**Stated exercise A**
From the passage on a fixed-point-free homeomorphism of the unit ball, set down word for word the portion that begins at the words "Let’s recall Brouwer" and stops after the words "a fixed point.".
**Stated exercise B**
Answer these questions from the passage on a fixed-point-free homeomorphism of the unit ball.
(i) Which kind of subset \(K\) does Brouwer's theorem, as stated, apply to?
(ii) Which property of the map \(u\) does the passage establish with the equality of norms?
(iii) What value does the passage give for \(f(0)\)?

**Passage provided**

□ □ □ □

A homeomorphism of the unit ball having no fixed point

Let’s recall Brouwer fixed-point theorem.

Theorem (Brouwer): Every continuous function from a convex compact subset \(K\) of a Euclidean space to \(K\) itself has a fixed point.

We here describe an example of a homeomorphism of the unit ball of a Hilbert space having no fixed point. Let \(E\) be a separable Hilbert space with \((e_n)_{n \in \mathbb{Z}}\) as a Hilbert basis. \(B\) and \(S\) are respectively \(E\) closed unit ball and unit sphere.

There is a unique linear map \(u : E \to E\) for which \(u(e_n)=e_{n+1}\) for all \(n \in \mathbb{Z}\). For \(x = \sum_{n \in \mathbb{Z}} \xi_n e_n \in E\) we have \(u(x)= \sum_{n \in \mathbb{Z}} \xi_n e_{n+1}\). \(u\) is isometric as \[\Vert u(x) \Vert^2 = \sum_{n \in \mathbb{Z}} \vert \xi_n \vert^2 = \Vert x \Vert^2\] hence one-to-one. \(u\) is also onto as for \(x = \sum_{n \in \mathbb{Z}} \xi_n e_n \in E\), \(\sum_{n \in \mathbb{Z}} \xi_n e_{n-1} \in E\) is an inverse image of \(x\). Finally \(u\) is an homeomorphism.

We now define \(f : E \to E\) by \[f(x)=\frac{1 – \Vert x \Vert}{2}e_0+u(x)\]

  • For \(\Vert x \Vert = 1\), \(\Vert f(x) \Vert = \Vert u(x) \Vert = \Vert x \Vert = 1\), therefore \(f\) is an homeomorphism of the unit sphere \(S\).
  • For \(\Vert x \Vert \le 1\) \[\Vert f(x) \Vert \le \frac{1 – \Vert x \Vert}{2} + \Vert u(x) \Vert \le \frac{1 + \Vert x \Vert}{2} \le 1\] hence \(f(B) \subset B\).


We now prove that \(f\) is bijective from \(B\) to \(B\) and we find the inverse mapping.

First we have \(f(0)=\frac{e_0}{2}\) and conversely, \(f(x)=\frac{e_0}{2}\) implies \(\Vert x \Vert = 0\) hence \(x = 0\). For \(x \in B\) non zero, \(0\), \(x\) and \(x / \Vert x \Vert\) are aligned. We notice that \((\lambda, 1-\lambda)=(\Vert x \Vert, 1- \Vert x \Vert)\) are the barycentric coordinates of \(x\) on the segment \([x/\Vert x \Vert,0]\) as \[x=\lambda \frac{x}{\Vert x \Vert} + (1-\lambda)0\] One can verify that the following equality holds \[f(x)=\lambda f(\frac{x}{\Vert x \Vert})+(1-\lambda)f(0)\] which means that \(e_0/2\), \(f(x)\) and \(f(x/\Vert x \Vert)\) are also aligned and that \((\lambda,1-\lambda)\) are the barycentric coordinates of \(f(x)\) on the segment \([f(x/\Vert x) \Vert,e_0/2]\)

□ □ □ □

Recorded data
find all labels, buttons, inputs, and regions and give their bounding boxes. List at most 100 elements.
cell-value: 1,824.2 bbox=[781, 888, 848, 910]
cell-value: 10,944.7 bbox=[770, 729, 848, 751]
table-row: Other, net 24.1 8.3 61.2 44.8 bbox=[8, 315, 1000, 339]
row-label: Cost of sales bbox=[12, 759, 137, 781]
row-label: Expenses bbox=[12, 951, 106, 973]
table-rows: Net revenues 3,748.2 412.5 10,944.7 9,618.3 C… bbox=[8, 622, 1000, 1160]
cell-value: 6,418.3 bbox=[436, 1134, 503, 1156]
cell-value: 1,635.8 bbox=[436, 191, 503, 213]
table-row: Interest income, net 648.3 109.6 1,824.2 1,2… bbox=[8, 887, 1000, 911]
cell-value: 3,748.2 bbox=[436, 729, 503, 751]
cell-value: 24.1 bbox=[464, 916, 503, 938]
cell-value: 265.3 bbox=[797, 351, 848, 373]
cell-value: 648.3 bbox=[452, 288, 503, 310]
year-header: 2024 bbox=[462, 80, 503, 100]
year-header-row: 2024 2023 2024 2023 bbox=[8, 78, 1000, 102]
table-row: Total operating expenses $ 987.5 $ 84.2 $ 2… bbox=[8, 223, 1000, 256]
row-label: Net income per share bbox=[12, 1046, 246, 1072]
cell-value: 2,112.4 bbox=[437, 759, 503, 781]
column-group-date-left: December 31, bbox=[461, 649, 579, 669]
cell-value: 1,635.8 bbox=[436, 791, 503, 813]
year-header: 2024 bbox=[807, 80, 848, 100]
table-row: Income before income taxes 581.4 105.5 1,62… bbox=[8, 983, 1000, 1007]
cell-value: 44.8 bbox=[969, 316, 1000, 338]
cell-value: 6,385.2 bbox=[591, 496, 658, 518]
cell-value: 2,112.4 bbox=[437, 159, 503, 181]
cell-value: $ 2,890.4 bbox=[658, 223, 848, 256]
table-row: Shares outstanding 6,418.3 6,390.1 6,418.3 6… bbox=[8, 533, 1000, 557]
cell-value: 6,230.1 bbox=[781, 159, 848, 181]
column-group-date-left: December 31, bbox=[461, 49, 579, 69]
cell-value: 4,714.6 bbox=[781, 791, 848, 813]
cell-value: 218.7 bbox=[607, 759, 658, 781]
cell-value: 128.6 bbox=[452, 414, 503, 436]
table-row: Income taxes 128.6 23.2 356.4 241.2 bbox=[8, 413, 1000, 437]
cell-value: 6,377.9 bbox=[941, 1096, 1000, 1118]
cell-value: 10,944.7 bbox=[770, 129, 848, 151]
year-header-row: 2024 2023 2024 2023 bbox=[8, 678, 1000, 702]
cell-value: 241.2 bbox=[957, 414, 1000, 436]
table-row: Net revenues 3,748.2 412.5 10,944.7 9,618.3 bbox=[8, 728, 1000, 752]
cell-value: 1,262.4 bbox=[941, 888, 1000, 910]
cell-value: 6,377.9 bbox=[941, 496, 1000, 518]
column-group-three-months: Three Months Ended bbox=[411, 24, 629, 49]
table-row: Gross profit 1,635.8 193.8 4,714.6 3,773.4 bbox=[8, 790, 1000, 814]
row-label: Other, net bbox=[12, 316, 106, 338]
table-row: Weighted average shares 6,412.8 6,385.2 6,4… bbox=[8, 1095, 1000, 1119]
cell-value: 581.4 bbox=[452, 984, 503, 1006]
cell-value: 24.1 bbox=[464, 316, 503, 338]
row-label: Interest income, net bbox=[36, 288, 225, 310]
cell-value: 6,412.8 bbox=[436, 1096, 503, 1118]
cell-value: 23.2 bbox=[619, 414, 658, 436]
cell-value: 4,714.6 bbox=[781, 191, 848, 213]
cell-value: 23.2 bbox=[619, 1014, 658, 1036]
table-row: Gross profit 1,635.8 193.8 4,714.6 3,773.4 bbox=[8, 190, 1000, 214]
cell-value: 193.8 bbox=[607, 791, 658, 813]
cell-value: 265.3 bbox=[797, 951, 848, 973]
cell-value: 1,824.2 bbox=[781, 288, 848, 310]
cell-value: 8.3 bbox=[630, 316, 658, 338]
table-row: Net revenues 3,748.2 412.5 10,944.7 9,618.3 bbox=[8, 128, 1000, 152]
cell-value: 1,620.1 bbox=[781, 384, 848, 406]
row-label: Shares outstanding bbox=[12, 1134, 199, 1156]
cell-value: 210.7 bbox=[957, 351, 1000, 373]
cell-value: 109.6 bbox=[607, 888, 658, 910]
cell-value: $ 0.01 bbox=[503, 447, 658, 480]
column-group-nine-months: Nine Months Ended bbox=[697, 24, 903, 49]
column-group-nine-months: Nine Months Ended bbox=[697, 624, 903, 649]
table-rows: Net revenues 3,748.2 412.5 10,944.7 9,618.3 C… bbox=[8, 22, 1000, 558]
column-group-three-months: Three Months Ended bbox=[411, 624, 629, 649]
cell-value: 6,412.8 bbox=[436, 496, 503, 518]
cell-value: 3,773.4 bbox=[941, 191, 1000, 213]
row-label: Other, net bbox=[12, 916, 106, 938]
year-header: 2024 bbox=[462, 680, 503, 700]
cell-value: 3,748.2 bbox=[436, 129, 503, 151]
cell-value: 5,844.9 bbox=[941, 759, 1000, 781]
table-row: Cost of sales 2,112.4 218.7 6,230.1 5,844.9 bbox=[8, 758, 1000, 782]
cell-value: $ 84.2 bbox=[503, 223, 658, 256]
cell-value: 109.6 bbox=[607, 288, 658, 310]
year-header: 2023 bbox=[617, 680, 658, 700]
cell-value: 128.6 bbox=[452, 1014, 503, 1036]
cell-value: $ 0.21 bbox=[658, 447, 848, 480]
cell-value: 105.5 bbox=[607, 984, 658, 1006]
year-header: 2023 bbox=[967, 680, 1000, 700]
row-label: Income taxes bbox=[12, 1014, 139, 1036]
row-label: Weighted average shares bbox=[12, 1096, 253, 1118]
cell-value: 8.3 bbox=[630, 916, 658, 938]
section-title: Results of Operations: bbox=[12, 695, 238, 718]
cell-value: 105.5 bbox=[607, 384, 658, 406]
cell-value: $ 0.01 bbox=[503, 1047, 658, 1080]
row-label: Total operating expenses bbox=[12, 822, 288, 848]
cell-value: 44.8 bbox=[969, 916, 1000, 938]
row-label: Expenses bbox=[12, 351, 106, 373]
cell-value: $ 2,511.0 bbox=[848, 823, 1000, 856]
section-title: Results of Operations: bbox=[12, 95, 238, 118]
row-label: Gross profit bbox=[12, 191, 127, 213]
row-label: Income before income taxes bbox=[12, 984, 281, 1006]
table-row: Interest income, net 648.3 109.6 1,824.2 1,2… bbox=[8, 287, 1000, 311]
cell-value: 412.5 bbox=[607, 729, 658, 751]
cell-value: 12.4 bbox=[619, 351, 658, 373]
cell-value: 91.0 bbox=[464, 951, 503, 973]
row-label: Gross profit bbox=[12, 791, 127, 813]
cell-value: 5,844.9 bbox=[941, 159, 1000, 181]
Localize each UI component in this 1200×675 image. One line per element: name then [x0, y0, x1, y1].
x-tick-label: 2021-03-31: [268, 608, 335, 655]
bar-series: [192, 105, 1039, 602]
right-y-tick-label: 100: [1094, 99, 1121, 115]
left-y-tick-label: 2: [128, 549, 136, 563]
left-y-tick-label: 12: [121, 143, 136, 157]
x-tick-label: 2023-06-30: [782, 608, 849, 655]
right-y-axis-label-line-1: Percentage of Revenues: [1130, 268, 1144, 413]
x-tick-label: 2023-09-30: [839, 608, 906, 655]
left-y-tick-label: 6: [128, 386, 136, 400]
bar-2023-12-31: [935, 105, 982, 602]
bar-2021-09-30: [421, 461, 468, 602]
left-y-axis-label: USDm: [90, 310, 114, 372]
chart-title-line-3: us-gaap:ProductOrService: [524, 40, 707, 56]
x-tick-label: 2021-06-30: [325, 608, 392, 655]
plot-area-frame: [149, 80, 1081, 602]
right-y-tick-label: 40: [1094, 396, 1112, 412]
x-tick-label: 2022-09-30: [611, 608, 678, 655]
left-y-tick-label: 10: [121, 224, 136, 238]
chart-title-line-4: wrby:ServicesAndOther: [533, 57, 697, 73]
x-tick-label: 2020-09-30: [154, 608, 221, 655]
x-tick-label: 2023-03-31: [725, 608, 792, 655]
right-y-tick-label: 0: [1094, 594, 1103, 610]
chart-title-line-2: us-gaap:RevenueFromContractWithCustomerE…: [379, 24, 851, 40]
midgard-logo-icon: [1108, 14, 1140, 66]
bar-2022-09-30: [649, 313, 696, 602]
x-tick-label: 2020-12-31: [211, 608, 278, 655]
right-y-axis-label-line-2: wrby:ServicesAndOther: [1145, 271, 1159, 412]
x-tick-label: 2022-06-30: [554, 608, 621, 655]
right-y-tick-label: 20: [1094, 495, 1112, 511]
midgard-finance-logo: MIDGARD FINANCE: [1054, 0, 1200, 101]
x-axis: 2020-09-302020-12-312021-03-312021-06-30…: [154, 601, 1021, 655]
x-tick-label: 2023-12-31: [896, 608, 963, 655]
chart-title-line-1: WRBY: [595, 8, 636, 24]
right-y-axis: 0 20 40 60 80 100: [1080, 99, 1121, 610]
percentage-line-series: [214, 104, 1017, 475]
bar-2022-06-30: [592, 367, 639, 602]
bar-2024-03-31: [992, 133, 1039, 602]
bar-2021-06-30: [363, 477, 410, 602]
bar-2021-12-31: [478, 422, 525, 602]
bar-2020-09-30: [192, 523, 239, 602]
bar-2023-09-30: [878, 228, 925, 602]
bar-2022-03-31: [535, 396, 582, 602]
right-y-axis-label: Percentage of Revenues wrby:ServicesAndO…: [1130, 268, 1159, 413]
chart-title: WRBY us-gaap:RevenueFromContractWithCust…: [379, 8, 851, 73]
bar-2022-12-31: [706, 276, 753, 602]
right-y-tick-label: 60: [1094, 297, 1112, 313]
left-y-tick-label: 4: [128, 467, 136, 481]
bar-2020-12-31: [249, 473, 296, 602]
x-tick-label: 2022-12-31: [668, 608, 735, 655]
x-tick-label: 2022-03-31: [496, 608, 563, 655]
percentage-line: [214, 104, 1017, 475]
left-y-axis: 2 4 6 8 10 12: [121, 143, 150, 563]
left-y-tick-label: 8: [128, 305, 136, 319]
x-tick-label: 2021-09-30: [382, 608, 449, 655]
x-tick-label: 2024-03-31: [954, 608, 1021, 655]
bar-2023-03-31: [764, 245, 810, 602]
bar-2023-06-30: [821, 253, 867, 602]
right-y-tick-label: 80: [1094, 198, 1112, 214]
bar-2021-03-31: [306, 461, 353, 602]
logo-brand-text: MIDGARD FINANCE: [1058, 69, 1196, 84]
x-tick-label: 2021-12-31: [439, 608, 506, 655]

□ □ □ □

**Exercise answer A**
Let’s recall Brouwer fixed-point theorem.

Theorem (Brouwer): Every continuous function from a convex compact subset \(K\) of a Euclidean space to \(K\) itself has a fixed point.

**Exercise answer B**
(i) A convex compact subset of a Euclidean space.
(ii) \(u\) is isometric.
(iii) \(f(0)=\frac{e_0}{2}\).